- [What you are asked to do] Produce a verbatim copy of the entries listed below.

- [Stored dataset items]
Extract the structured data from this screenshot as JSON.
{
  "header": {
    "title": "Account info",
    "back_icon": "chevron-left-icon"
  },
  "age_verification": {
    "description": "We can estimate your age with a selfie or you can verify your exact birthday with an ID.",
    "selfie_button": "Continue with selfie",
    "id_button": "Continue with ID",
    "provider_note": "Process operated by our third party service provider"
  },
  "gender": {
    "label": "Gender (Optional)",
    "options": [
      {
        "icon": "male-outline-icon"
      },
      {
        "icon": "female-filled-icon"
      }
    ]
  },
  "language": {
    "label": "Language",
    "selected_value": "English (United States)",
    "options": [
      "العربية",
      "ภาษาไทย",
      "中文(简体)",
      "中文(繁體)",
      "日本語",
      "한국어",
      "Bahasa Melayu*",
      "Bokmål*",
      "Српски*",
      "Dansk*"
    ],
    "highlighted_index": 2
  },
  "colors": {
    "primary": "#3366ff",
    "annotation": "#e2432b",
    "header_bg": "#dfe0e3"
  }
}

- [The solution]
Extract the structured data from this screenshot as JSON.
{
  "header": {
    "title": "Account info",
    "back_icon": "chevron-left-icon"
  },
  "age_verification": {
    "description": "We can estimate your age with a selfie or you can verify your exact birthday with an ID.",
    "selfie_button": "Continue with selfie",
    "id_button": "Continue with ID",
    "provider_note": "Process operated by our third party service provider"
  },
  "gender": {
    "label": "Gender (Optional)",
    "options": [
      {
        "icon": "male-outline-icon"
      },
      {
        "icon": "female-filled-icon"
      }
    ]
  },
  "language": {
    "label": "Language",
    "selected_value": "English (United States)",
    "options": [
      "العربية",
      "ภาษาไทย",
      "中文(简体)",
      "中文(繁體)",
      "日本語",
      "한국어",
      "Bahasa Melayu*",
      "Bokmål*",
      "Српски*",
      "Dansk*"
    ],
    "highlighted_index": 2
  },
  "colors": {
    "primary": "#3366ff",
    "annotation": "#e2432b",
    "header_bg": "#dfe0e3"
  }
}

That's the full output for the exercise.